YOUR INSTRUCTIONS:
Start at the line containing "Give me the" and transcribe every line exactly through the end of the records below, and only those lines.

[Records contained in a dataset]

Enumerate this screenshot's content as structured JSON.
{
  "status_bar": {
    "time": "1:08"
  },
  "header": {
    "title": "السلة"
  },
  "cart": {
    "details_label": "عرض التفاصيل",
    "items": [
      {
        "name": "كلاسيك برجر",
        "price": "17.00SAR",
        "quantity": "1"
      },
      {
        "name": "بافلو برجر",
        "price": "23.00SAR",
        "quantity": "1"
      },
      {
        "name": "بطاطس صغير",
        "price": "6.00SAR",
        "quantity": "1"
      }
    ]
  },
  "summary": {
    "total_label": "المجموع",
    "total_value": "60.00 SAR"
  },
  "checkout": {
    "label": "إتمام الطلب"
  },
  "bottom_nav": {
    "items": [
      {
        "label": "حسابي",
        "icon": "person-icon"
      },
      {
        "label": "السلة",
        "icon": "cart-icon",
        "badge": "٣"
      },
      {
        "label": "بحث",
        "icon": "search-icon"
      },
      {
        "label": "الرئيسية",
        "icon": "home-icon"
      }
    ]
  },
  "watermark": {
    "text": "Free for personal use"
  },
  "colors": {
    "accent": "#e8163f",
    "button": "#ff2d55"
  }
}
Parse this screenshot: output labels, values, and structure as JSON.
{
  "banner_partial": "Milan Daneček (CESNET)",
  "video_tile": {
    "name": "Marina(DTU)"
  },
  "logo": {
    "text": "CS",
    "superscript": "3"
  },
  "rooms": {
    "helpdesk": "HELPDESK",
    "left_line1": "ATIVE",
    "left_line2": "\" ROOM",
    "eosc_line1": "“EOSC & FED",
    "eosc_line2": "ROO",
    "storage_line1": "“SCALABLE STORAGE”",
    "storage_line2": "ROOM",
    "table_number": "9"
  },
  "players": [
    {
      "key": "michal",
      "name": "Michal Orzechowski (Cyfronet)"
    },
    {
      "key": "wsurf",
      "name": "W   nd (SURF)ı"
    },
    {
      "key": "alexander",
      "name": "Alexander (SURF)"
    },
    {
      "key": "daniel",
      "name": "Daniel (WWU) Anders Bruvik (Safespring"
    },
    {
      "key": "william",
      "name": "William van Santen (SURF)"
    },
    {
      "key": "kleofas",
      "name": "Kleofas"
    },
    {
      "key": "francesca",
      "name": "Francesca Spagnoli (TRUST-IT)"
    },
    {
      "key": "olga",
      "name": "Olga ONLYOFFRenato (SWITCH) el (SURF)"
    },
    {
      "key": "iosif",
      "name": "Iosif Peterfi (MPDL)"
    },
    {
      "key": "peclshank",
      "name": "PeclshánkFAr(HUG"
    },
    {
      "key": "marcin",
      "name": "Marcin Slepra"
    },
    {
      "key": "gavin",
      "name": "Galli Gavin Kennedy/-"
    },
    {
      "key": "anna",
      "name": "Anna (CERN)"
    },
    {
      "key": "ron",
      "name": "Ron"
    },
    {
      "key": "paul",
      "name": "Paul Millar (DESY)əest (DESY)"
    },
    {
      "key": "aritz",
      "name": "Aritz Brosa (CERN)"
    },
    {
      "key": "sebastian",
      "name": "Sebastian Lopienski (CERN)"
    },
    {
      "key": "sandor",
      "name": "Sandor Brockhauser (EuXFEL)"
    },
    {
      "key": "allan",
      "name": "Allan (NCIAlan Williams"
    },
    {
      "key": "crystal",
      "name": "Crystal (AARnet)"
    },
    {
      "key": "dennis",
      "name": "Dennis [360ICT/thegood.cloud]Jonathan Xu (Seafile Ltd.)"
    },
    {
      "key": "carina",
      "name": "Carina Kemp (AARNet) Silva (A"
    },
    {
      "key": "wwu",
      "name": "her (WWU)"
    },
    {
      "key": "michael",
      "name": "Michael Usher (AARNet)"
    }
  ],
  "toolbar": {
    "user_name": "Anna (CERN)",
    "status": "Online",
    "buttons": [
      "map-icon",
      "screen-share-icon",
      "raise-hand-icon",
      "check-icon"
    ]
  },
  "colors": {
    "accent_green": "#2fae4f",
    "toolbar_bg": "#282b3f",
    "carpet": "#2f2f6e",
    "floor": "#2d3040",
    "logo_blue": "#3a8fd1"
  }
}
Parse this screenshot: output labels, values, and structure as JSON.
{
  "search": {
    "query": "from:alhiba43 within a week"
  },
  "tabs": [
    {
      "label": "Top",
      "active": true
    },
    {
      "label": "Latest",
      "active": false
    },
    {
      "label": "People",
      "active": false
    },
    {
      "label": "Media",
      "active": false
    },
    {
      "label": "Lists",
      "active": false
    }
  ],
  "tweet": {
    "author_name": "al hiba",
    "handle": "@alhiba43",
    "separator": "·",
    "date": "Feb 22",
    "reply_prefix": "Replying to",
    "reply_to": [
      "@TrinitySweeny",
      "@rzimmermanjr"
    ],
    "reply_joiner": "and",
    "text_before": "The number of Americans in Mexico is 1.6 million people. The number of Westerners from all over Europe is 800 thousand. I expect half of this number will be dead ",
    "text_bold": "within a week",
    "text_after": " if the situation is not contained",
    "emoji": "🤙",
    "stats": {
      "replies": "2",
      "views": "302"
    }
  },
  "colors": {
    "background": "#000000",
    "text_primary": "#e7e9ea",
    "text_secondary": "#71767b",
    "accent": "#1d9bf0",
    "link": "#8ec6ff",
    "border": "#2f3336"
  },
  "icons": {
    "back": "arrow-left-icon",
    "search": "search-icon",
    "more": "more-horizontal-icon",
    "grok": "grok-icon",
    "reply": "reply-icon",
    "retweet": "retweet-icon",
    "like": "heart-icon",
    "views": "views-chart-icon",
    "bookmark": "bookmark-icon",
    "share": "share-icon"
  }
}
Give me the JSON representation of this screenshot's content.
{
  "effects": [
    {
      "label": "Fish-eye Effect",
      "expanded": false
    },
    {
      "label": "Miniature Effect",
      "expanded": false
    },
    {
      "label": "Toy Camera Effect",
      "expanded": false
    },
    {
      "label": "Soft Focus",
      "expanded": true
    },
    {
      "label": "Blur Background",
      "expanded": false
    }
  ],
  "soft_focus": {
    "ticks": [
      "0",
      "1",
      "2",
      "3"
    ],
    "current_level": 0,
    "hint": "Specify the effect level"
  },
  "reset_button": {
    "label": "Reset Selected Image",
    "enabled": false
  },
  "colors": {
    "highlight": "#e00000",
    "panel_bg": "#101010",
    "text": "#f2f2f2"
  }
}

EXPECTED OUTPUT:
Give me the JSON representation of this screenshot's content.
{
  "effects": [
    {
      "label": "Fish-eye Effect",
      "expanded": false
    },
    {
      "label": "Miniature Effect",
      "expanded": false
    },
    {
      "label": "Toy Camera Effect",
      "expanded": false
    },
    {
      "label": "Soft Focus",
      "expanded": true
    },
    {
      "label": "Blur Background",
      "expanded": false
    }
  ],
  "soft_focus": {
    "ticks": [
      "0",
      "1",
      "2",
      "3"
    ],
    "current_level": 0,
    "hint": "Specify the effect level"
  },
  "reset_button": {
    "label": "Reset Selected Image",
    "enabled": false
  },
  "colors": {
    "highlight": "#e00000",
    "panel_bg": "#101010",
    "text": "#f2f2f2"
  }
}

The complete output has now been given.